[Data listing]
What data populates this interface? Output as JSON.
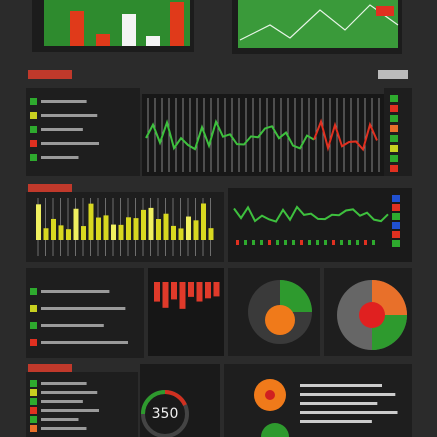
{
  "gauge": {
    "value_text": "350"
  }
}
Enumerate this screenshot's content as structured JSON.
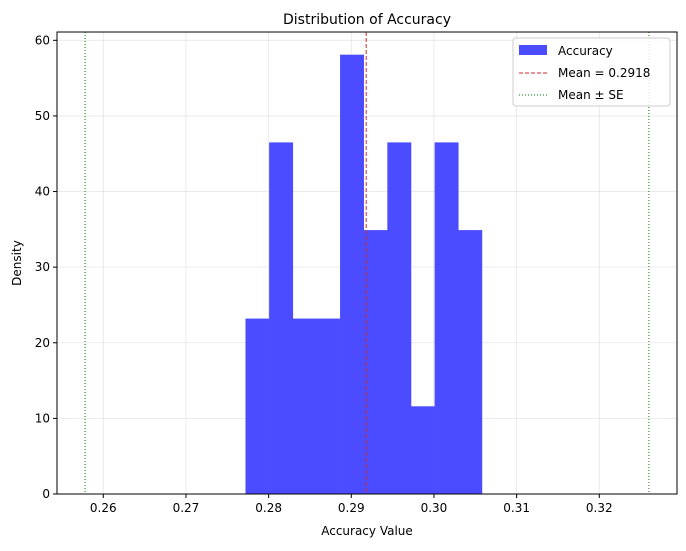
{
  "chart_data": {
    "type": "bar",
    "title": "Distribution of Accuracy",
    "xlabel": "Accuracy Value",
    "ylabel": "Density",
    "xlim": [
      0.2544,
      0.3294
    ],
    "ylim": [
      0,
      61.1
    ],
    "xticks": [
      0.26,
      0.27,
      0.28,
      0.29,
      0.3,
      0.31,
      0.32
    ],
    "xtick_labels": [
      "0.26",
      "0.27",
      "0.28",
      "0.29",
      "0.30",
      "0.31",
      "0.32"
    ],
    "yticks": [
      0,
      10,
      20,
      30,
      40,
      50,
      60
    ],
    "ytick_labels": [
      "0",
      "10",
      "20",
      "30",
      "40",
      "50",
      "60"
    ],
    "grid": true,
    "legend_position": "top-right",
    "histogram": {
      "name": "Accuracy",
      "color": "#4b4bff",
      "bin_edges": [
        0.2772,
        0.28006,
        0.28292,
        0.28578,
        0.28864,
        0.2915,
        0.29436,
        0.29722,
        0.30008,
        0.30294,
        0.3058
      ],
      "density": [
        23.2,
        46.5,
        23.2,
        23.2,
        58.1,
        34.9,
        46.5,
        11.6,
        46.5,
        34.9
      ]
    },
    "mean_line": {
      "name": "Mean = 0.2918",
      "value": 0.2918,
      "color": "#d62728",
      "style": "dashed"
    },
    "se_lines": {
      "name": "Mean ± SE",
      "values": [
        0.2578,
        0.326
      ],
      "color": "#008000",
      "style": "dotted"
    }
  }
}
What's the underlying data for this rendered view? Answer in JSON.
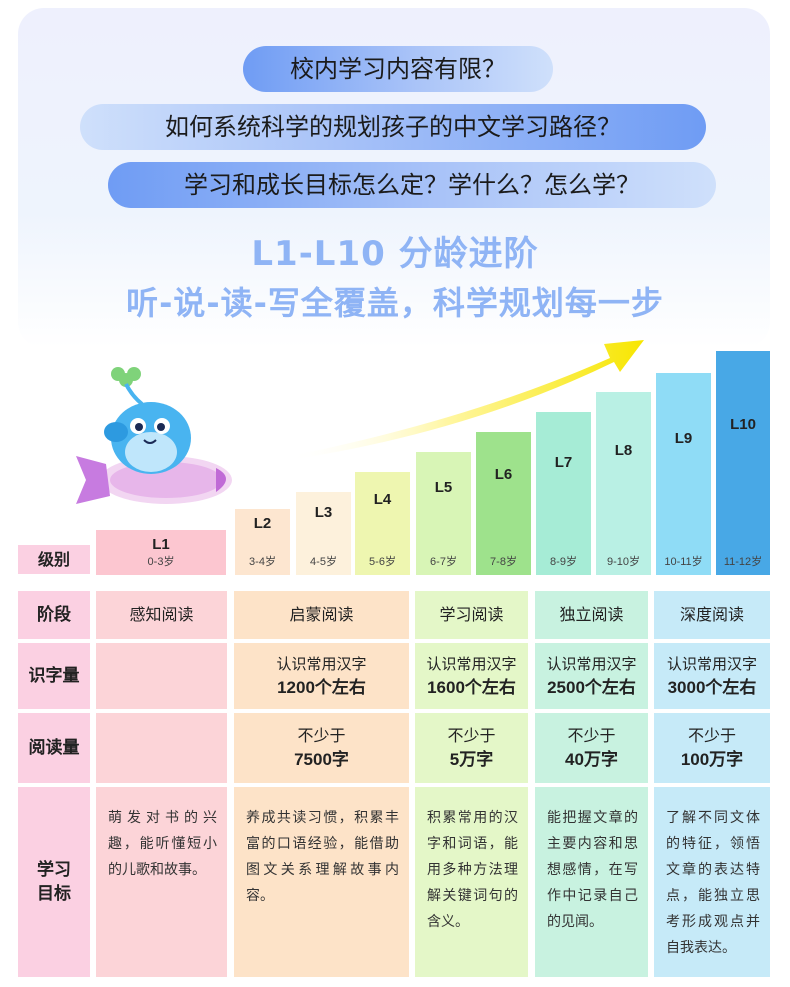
{
  "questions": [
    "校内学习内容有限？",
    "如何系统科学的规划孩子的中文学习路径？",
    "学习和成长目标怎么定？学什么？怎么学？"
  ],
  "headline1": "L1-L10 分龄进阶",
  "headline2": "听-说-读-写全覆盖，科学规划每一步",
  "level_row_label": "级别",
  "levels": [
    {
      "label": "L1",
      "age": "0-3岁",
      "color": "#fcc6d0"
    },
    {
      "label": "L2",
      "age": "3-4岁",
      "color": "#fde6d0"
    },
    {
      "label": "L3",
      "age": "4-5岁",
      "color": "#fdf1dc"
    },
    {
      "label": "L4",
      "age": "5-6岁",
      "color": "#eef6b0"
    },
    {
      "label": "L5",
      "age": "6-7岁",
      "color": "#d8f5b6"
    },
    {
      "label": "L6",
      "age": "7-8岁",
      "color": "#9ee28c"
    },
    {
      "label": "L7",
      "age": "8-9岁",
      "color": "#a6ecd6"
    },
    {
      "label": "L8",
      "age": "9-10岁",
      "color": "#b9f0e4"
    },
    {
      "label": "L9",
      "age": "10-11岁",
      "color": "#8fdcf6"
    },
    {
      "label": "L10",
      "age": "11-12岁",
      "color": "#48a8e6"
    }
  ],
  "table": {
    "row_labels": {
      "stage": "阶段",
      "characters": "识字量",
      "reading": "阅读量",
      "goal": "学习\n目标"
    },
    "stages": [
      "感知阅读",
      "启蒙阅读",
      "学习阅读",
      "独立阅读",
      "深度阅读"
    ],
    "characters": [
      {
        "line1": "",
        "line2": ""
      },
      {
        "line1": "认识常用汉字",
        "line2": "1200个左右"
      },
      {
        "line1": "认识常用汉字",
        "line2": "1600个左右"
      },
      {
        "line1": "认识常用汉字",
        "line2": "2500个左右"
      },
      {
        "line1": "认识常用汉字",
        "line2": "3000个左右"
      }
    ],
    "reading": [
      {
        "line1": "",
        "line2": ""
      },
      {
        "line1": "不少于",
        "line2": "7500字"
      },
      {
        "line1": "不少于",
        "line2": "5万字"
      },
      {
        "line1": "不少于",
        "line2": "40万字"
      },
      {
        "line1": "不少于",
        "line2": "100万字"
      }
    ],
    "goals": [
      "萌发对书的兴趣，能听懂短小的儿歌和故事。",
      "养成共读习惯，积累丰富的口语经验，能借助图文关系理解故事内容。",
      "积累常用的汉字和词语，能用多种方法理解关键词句的含义。",
      "能把握文章的主要内容和思想感情，在写作中记录自己的见闻。",
      "了解不同文体的特征，领悟文章的表达特点，能独立思考形成观点并自我表达。"
    ],
    "column_colors": [
      "#fcd4d8",
      "#fde3c8",
      "#e4f7c8",
      "#c8f2e0",
      "#c6eaf8"
    ]
  }
}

» **INSTRUCTIONS TO FOLLOW**: Give back the entries verbatim. Do not include any picture.

» **EXPECTED OUTPUT**:
What data populates this interface? Output as JSON.
{
  "gauge": {
    "value_text": "350"
  }
}
Enumerate this screenshot's content as structured JSON.
{
  "chart_data": {
    "type": "bar",
    "title": "Distribution of Accuracy",
    "xlabel": "Accuracy Value",
    "ylabel": "Density",
    "xlim": [
      0.2544,
      0.3294
    ],
    "ylim": [
      0,
      61.1
    ],
    "xticks": [
      0.26,
      0.27,
      0.28,
      0.29,
      0.3,
      0.31,
      0.32
    ],
    "xtick_labels": [
      "0.26",
      "0.27",
      "0.28",
      "0.29",
      "0.30",
      "0.31",
      "0.32"
    ],
    "yticks": [
      0,
      10,
      20,
      30,
      40,
      50,
      60
    ],
    "ytick_labels": [
      "0",
      "10",
      "20",
      "30",
      "40",
      "50",
      "60"
    ],
    "grid": true,
    "legend_position": "top-right",
    "histogram": {
      "name": "Accuracy",
      "color": "#4b4bff",
      "bin_edges": [
        0.2772,
        0.28006,
        0.28292,
        0.28578,
        0.28864,
        0.2915,
        0.29436,
        0.29722,
        0.30008,
        0.30294,
        0.3058
      ],
      "density": [
        23.2,
        46.5,
        23.2,
        23.2,
        58.1,
        34.9,
        46.5,
        11.6,
        46.5,
        34.9
      ]
    },
    "mean_line": {
      "name": "Mean = 0.2918",
      "value": 0.2918,
      "color": "#d62728",
      "style": "dashed"
    },
    "se_lines": {
      "name": "Mean ± SE",
      "values": [
        0.2578,
        0.326
      ],
      "color": "#008000",
      "style": "dotted"
    }
  }
}
What's the underlying data for this rendered view? Answer in JSON.
{
  "questions": [
    "校内学习内容有限？",
    "如何系统科学的规划孩子的中文学习路径？",
    "学习和成长目标怎么定？学什么？怎么学？"
  ],
  "headline1": "L1-L10 分龄进阶",
  "headline2": "听-说-读-写全覆盖，科学规划每一步",
  "level_row_label": "级别",
  "levels": [
    {
      "label": "L1",
      "age": "0-3岁",
      "color": "#fcc6d0"
    },
    {
      "label": "L2",
      "age": "3-4岁",
      "color": "#fde6d0"
    },
    {
      "label": "L3",
      "age": "4-5岁",
      "color": "#fdf1dc"
    },
    {
      "label": "L4",
      "age": "5-6岁",
      "color": "#eef6b0"
    },
    {
      "label": "L5",
      "age": "6-7岁",
      "color": "#d8f5b6"
    },
    {
      "label": "L6",
      "age": "7-8岁",
      "color": "#9ee28c"
    },
    {
      "label": "L7",
      "age": "8-9岁",
      "color": "#a6ecd6"
    },
    {
      "label": "L8",
      "age": "9-10岁",
      "color": "#b9f0e4"
    },
    {
      "label": "L9",
      "age": "10-11岁",
      "color": "#8fdcf6"
    },
    {
      "label": "L10",
      "age": "11-12岁",
      "color": "#48a8e6"
    }
  ],
  "table": {
    "row_labels": {
      "stage": "阶段",
      "characters": "识字量",
      "reading": "阅读量",
      "goal": "学习\n目标"
    },
    "stages": [
      "感知阅读",
      "启蒙阅读",
      "学习阅读",
      "独立阅读",
      "深度阅读"
    ],
    "characters": [
      {
        "line1": "",
        "line2": ""
      },
      {
        "line1": "认识常用汉字",
        "line2": "1200个左右"
      },
      {
        "line1": "认识常用汉字",
        "line2": "1600个左右"
      },
      {
        "line1": "认识常用汉字",
        "line2": "2500个左右"
      },
      {
        "line1": "认识常用汉字",
        "line2": "3000个左右"
      }
    ],
    "reading": [
      {
        "line1": "",
        "line2": ""
      },
      {
        "line1": "不少于",
        "line2": "7500字"
      },
      {
        "line1": "不少于",
        "line2": "5万字"
      },
      {
        "line1": "不少于",
        "line2": "40万字"
      },
      {
        "line1": "不少于",
        "line2": "100万字"
      }
    ],
    "goals": [
      "萌发对书的兴趣，能听懂短小的儿歌和故事。",
      "养成共读习惯，积累丰富的口语经验，能借助图文关系理解故事内容。",
      "积累常用的汉字和词语，能用多种方法理解关键词句的含义。",
      "能把握文章的主要内容和思想感情，在写作中记录自己的见闻。",
      "了解不同文体的特征，领悟文章的表达特点，能独立思考形成观点并自我表达。"
    ],
    "column_colors": [
      "#fcd4d8",
      "#fde3c8",
      "#e4f7c8",
      "#c8f2e0",
      "#c6eaf8"
    ]
  }
}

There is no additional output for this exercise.